STATED EXERCISE ::
The records below are to be quoted in full; please keep every word exact.

GIVEN INFORMATION ::

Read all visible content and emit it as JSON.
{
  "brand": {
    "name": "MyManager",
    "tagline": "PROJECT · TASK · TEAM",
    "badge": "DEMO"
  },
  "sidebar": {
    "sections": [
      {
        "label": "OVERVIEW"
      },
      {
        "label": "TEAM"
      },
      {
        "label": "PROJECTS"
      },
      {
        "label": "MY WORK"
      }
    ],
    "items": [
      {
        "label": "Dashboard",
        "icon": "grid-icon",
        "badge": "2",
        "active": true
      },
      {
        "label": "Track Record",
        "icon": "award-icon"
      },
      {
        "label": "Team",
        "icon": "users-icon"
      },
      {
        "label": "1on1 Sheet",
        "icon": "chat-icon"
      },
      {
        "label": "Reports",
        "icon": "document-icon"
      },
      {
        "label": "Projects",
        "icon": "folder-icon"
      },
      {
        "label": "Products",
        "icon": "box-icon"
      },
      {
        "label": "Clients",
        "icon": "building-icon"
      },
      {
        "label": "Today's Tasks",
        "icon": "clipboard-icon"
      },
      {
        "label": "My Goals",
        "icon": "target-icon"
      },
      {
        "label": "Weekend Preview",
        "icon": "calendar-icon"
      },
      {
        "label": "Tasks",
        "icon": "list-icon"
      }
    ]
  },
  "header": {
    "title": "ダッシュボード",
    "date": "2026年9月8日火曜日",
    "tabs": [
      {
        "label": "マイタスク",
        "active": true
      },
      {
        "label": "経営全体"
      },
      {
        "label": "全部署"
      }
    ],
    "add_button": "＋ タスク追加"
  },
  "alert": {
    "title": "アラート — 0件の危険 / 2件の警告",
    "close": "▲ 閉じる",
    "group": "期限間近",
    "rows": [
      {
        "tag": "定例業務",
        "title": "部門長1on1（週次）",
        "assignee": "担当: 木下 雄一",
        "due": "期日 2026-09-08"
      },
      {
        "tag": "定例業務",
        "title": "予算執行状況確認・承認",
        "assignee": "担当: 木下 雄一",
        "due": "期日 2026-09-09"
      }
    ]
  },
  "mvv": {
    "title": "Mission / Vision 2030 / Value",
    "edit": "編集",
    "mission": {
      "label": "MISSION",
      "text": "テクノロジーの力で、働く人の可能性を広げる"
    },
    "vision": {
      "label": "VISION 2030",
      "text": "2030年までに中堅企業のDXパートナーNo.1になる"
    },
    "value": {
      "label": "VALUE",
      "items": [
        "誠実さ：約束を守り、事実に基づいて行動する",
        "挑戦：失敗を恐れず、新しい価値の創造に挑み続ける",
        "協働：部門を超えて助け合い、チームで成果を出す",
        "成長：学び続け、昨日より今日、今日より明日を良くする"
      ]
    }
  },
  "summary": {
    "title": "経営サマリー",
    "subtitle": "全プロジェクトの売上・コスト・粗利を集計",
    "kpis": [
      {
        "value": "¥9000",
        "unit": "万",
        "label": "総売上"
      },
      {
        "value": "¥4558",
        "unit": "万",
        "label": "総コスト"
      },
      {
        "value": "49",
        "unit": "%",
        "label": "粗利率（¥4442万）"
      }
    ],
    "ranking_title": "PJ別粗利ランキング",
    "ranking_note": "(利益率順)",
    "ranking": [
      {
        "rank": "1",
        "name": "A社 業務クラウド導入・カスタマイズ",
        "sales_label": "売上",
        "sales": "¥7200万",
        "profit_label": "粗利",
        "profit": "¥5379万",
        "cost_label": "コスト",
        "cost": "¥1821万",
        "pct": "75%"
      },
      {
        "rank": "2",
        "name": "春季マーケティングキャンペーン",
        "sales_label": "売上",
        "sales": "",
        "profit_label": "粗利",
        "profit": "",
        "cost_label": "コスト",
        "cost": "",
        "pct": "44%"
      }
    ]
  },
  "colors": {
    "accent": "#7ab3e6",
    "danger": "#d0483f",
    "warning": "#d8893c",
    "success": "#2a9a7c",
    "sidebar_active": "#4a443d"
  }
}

ANSWER TO THE TASK ::
Read all visible content and emit it as JSON.
{
  "brand": {
    "name": "MyManager",
    "tagline": "PROJECT · TASK · TEAM",
    "badge": "DEMO"
  },
  "sidebar": {
    "sections": [
      {
        "label": "OVERVIEW"
      },
      {
        "label": "TEAM"
      },
      {
        "label": "PROJECTS"
      },
      {
        "label": "MY WORK"
      }
    ],
    "items": [
      {
        "label": "Dashboard",
        "icon": "grid-icon",
        "badge": "2",
        "active": true
      },
      {
        "label": "Track Record",
        "icon": "award-icon"
      },
      {
        "label": "Team",
        "icon": "users-icon"
      },
      {
        "label": "1on1 Sheet",
        "icon": "chat-icon"
      },
      {
        "label": "Reports",
        "icon": "document-icon"
      },
      {
        "label": "Projects",
        "icon": "folder-icon"
      },
      {
        "label": "Products",
        "icon": "box-icon"
      },
      {
        "label": "Clients",
        "icon": "building-icon"
      },
      {
        "label": "Today's Tasks",
        "icon": "clipboard-icon"
      },
      {
        "label": "My Goals",
        "icon": "target-icon"
      },
      {
        "label": "Weekend Preview",
        "icon": "calendar-icon"
      },
      {
        "label": "Tasks",
        "icon": "list-icon"
      }
    ]
  },
  "header": {
    "title": "ダッシュボード",
    "date": "2026年9月8日火曜日",
    "tabs": [
      {
        "label": "マイタスク",
        "active": true
      },
      {
        "label": "経営全体"
      },
      {
        "label": "全部署"
      }
    ],
    "add_button": "＋ タスク追加"
  },
  "alert": {
    "title": "アラート — 0件の危険 / 2件の警告",
    "close": "▲ 閉じる",
    "group": "期限間近",
    "rows": [
      {
        "tag": "定例業務",
        "title": "部門長1on1（週次）",
        "assignee": "担当: 木下 雄一",
        "due": "期日 2026-09-08"
      },
      {
        "tag": "定例業務",
        "title": "予算執行状況確認・承認",
        "assignee": "担当: 木下 雄一",
        "due": "期日 2026-09-09"
      }
    ]
  },
  "mvv": {
    "title": "Mission / Vision 2030 / Value",
    "edit": "編集",
    "mission": {
      "label": "MISSION",
      "text": "テクノロジーの力で、働く人の可能性を広げる"
    },
    "vision": {
      "label": "VISION 2030",
      "text": "2030年までに中堅企業のDXパートナーNo.1になる"
    },
    "value": {
      "label": "VALUE",
      "items": [
        "誠実さ：約束を守り、事実に基づいて行動する",
        "挑戦：失敗を恐れず、新しい価値の創造に挑み続ける",
        "協働：部門を超えて助け合い、チームで成果を出す",
        "成長：学び続け、昨日より今日、今日より明日を良くする"
      ]
    }
  },
  "summary": {
    "title": "経営サマリー",
    "subtitle": "全プロジェクトの売上・コスト・粗利を集計",
    "kpis": [
      {
        "value": "¥9000",
        "unit": "万",
        "label": "総売上"
      },
      {
        "value": "¥4558",
        "unit": "万",
        "label": "総コスト"
      },
      {
        "value": "49",
        "unit": "%",
        "label": "粗利率（¥4442万）"
      }
    ],
    "ranking_title": "PJ別粗利ランキング",
    "ranking_note": "(利益率順)",
    "ranking": [
      {
        "rank": "1",
        "name": "A社 業務クラウド導入・カスタマイズ",
        "sales_label": "売上",
        "sales": "¥7200万",
        "profit_label": "粗利",
        "profit": "¥5379万",
        "cost_label": "コスト",
        "cost": "¥1821万",
        "pct": "75%"
      },
      {
        "rank": "2",
        "name": "春季マーケティングキャンペーン",
        "sales_label": "売上",
        "sales": "",
        "profit_label": "粗利",
        "profit": "",
        "cost_label": "コスト",
        "cost": "",
        "pct": "44%"
      }
    ]
  },
  "colors": {
    "accent": "#7ab3e6",
    "danger": "#d0483f",
    "warning": "#d8893c",
    "success": "#2a9a7c",
    "sidebar_active": "#4a443d"
  }
}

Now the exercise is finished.